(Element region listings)
|---|

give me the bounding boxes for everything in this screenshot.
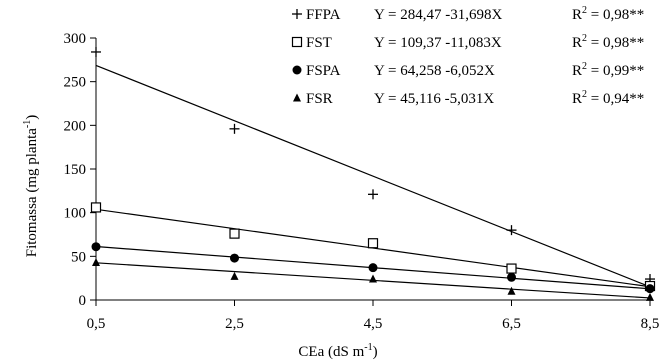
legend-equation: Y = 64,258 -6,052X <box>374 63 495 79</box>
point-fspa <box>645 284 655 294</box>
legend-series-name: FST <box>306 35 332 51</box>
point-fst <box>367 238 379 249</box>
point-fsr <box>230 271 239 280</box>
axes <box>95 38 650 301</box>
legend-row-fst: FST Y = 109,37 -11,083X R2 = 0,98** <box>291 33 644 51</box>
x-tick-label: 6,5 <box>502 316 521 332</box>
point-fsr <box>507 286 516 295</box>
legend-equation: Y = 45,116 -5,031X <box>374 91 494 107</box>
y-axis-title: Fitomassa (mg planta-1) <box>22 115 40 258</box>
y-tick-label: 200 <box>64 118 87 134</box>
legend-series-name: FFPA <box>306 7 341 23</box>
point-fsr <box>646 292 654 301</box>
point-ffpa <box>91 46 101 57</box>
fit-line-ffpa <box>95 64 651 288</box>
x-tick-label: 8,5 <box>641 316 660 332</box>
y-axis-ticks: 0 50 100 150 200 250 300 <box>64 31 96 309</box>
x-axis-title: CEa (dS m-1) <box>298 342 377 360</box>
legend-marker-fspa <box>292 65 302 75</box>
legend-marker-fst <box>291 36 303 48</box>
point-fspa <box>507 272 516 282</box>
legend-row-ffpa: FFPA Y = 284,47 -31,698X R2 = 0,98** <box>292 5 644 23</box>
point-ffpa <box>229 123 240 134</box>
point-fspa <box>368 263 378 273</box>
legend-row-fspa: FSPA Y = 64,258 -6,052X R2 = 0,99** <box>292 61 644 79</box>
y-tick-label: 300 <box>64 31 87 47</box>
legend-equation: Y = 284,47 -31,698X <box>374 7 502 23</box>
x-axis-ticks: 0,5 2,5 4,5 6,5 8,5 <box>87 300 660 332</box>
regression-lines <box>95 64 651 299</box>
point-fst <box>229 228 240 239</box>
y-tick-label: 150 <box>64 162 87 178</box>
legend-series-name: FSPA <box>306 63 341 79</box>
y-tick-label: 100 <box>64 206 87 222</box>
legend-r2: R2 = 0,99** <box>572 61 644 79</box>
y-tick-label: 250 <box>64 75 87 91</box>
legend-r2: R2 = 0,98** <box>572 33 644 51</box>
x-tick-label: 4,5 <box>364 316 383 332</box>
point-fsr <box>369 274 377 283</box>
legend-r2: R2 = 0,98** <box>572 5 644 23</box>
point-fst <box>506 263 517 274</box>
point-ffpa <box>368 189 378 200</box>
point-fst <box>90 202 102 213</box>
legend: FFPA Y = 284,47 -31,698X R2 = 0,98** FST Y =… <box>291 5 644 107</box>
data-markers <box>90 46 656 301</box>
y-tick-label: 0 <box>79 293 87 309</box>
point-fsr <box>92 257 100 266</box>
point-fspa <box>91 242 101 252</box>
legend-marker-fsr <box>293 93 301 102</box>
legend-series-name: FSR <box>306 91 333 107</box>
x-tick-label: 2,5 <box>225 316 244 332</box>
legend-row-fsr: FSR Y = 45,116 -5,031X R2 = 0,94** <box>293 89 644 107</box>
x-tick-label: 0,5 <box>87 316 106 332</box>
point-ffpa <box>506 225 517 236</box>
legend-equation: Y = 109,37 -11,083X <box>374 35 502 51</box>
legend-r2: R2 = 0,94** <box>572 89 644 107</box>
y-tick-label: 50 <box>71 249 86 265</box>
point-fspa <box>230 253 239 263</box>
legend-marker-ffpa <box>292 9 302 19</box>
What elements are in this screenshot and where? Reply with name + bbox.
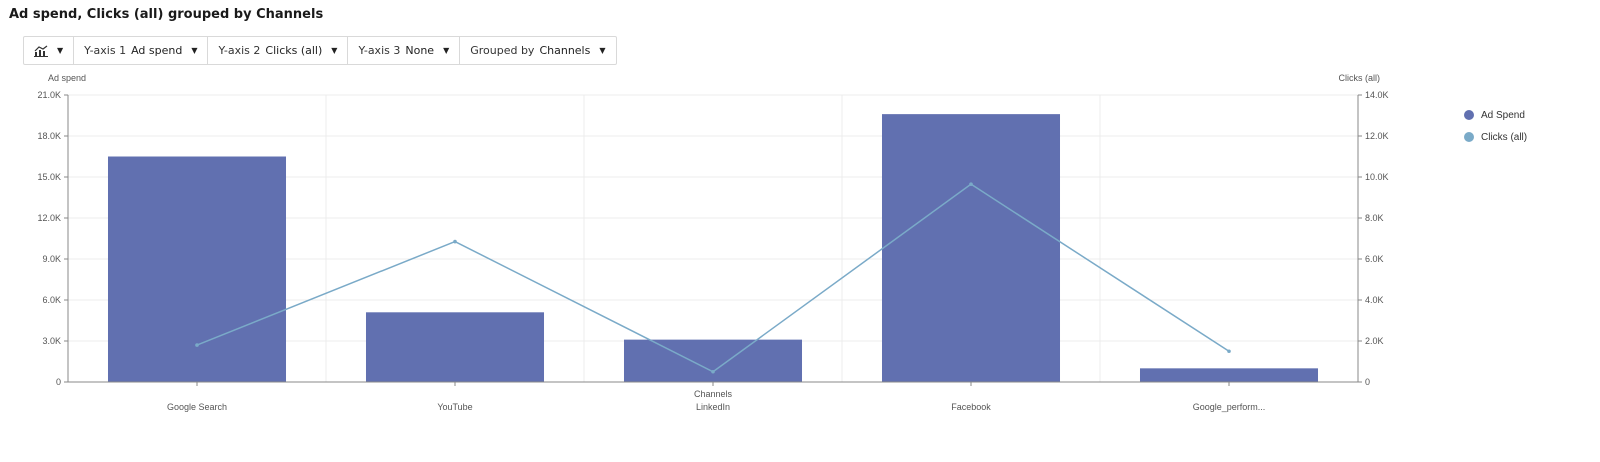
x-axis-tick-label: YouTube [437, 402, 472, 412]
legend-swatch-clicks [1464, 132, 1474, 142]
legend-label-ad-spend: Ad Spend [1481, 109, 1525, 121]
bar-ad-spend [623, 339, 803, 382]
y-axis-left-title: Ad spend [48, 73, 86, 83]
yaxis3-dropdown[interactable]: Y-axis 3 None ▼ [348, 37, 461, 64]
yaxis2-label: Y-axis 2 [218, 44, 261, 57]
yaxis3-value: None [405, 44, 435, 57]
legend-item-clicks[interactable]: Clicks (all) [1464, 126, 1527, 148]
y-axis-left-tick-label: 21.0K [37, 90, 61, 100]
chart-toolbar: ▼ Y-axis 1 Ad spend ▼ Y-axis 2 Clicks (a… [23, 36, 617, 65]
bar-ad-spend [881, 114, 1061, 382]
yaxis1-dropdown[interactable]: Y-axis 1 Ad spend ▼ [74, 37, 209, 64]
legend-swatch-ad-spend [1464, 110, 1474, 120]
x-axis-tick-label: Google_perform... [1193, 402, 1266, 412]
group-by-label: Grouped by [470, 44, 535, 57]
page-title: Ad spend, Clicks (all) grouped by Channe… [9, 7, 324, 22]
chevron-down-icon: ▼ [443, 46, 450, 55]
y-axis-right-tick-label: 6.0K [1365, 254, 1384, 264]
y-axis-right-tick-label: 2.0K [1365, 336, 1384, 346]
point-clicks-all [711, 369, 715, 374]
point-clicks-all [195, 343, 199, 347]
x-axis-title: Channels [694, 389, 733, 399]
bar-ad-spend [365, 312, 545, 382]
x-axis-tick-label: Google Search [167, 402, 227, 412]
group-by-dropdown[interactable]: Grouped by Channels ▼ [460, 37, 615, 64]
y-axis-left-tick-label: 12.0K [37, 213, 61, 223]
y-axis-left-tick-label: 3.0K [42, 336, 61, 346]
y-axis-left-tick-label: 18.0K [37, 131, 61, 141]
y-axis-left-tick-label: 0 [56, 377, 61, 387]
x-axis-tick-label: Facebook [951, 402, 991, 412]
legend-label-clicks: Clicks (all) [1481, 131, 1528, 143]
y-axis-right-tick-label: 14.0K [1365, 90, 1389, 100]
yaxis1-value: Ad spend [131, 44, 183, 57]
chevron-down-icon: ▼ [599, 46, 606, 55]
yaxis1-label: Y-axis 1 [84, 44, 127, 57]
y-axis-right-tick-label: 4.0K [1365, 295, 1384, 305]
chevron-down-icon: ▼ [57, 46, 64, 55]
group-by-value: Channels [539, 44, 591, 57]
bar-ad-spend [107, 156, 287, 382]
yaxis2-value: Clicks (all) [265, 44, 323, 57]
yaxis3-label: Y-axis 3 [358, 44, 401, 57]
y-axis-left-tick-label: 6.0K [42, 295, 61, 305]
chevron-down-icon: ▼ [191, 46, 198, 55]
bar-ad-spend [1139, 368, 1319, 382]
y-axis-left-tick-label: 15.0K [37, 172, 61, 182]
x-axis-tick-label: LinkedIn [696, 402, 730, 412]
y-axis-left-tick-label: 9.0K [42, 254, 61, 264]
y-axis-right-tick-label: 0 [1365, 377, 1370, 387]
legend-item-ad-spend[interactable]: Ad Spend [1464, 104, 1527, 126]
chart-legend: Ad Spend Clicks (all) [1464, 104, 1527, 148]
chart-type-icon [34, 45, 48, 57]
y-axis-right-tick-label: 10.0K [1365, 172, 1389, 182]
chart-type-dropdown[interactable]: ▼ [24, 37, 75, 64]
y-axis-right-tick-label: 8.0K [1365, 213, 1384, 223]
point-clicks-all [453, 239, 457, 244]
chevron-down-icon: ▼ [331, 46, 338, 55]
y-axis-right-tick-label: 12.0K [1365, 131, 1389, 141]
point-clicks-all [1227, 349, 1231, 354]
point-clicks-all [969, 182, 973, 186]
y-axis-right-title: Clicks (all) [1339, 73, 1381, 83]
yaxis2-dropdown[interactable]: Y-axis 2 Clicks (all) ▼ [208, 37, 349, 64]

|---|

# [Written problem]
Copy out everything in the listing from the line containing "legend-equation: Y = 64,258" down to the line containing "y-tick-label: 250 <box>64 75 87 91</box>", including both of those lines, without changing a character.

# [Response to this task]
legend-equation: Y = 64,258 -6,052X <box>374 63 495 79</box>
point-fspa <box>645 284 655 294</box>
legend-series-name: FST <box>306 35 332 51</box>
point-fst <box>367 238 379 249</box>
point-fsr <box>230 271 239 280</box>
axes <box>95 38 650 301</box>
legend-row-fst: FST Y = 109,37 -11,083X R2 = 0,98** <box>291 33 644 51</box>
x-tick-label: 6,5 <box>502 316 521 332</box>
point-fsr <box>507 286 516 295</box>
legend-equation: Y = 45,116 -5,031X <box>374 91 494 107</box>
y-axis-title: Fitomassa (mg planta-1) <box>22 115 40 258</box>
y-tick-label: 200 <box>64 118 87 134</box>
legend-series-name: FFPA <box>306 7 341 23</box>
point-fsr <box>646 292 654 301</box>
point-ffpa <box>91 46 101 57</box>
fit-line-ffpa <box>95 64 651 288</box>
x-tick-label: 8,5 <box>641 316 660 332</box>
y-axis-ticks: 0 50 100 150 200 250 300 <box>64 31 96 309</box>
x-axis-title: CEa (dS m-1) <box>298 342 377 360</box>
legend-marker-fspa <box>292 65 302 75</box>
legend-marker-fst <box>291 36 303 48</box>
point-fspa <box>507 272 516 282</box>
legend-row-ffpa: FFPA Y = 284,47 -31,698X R2 = 0,98** <box>292 5 644 23</box>
point-ffpa <box>229 123 240 134</box>
point-fspa <box>368 263 378 273</box>
legend-row-fspa: FSPA Y = 64,258 -6,052X R2 = 0,99** <box>292 61 644 79</box>
y-tick-label: 300 <box>64 31 87 47</box>
legend-equation: Y = 284,47 -31,698X <box>374 7 502 23</box>
x-axis-ticks: 0,5 2,5 4,5 6,5 8,5 <box>87 300 660 332</box>
regression-lines <box>95 64 651 299</box>
point-fst <box>229 228 240 239</box>
y-tick-label: 150 <box>64 162 87 178</box>
legend-series-name: FSPA <box>306 63 341 79</box>
y-tick-label: 100 <box>64 206 87 222</box>
legend-r2: R2 = 0,99** <box>572 61 644 79</box>
y-tick-label: 250 <box>64 75 87 91</box>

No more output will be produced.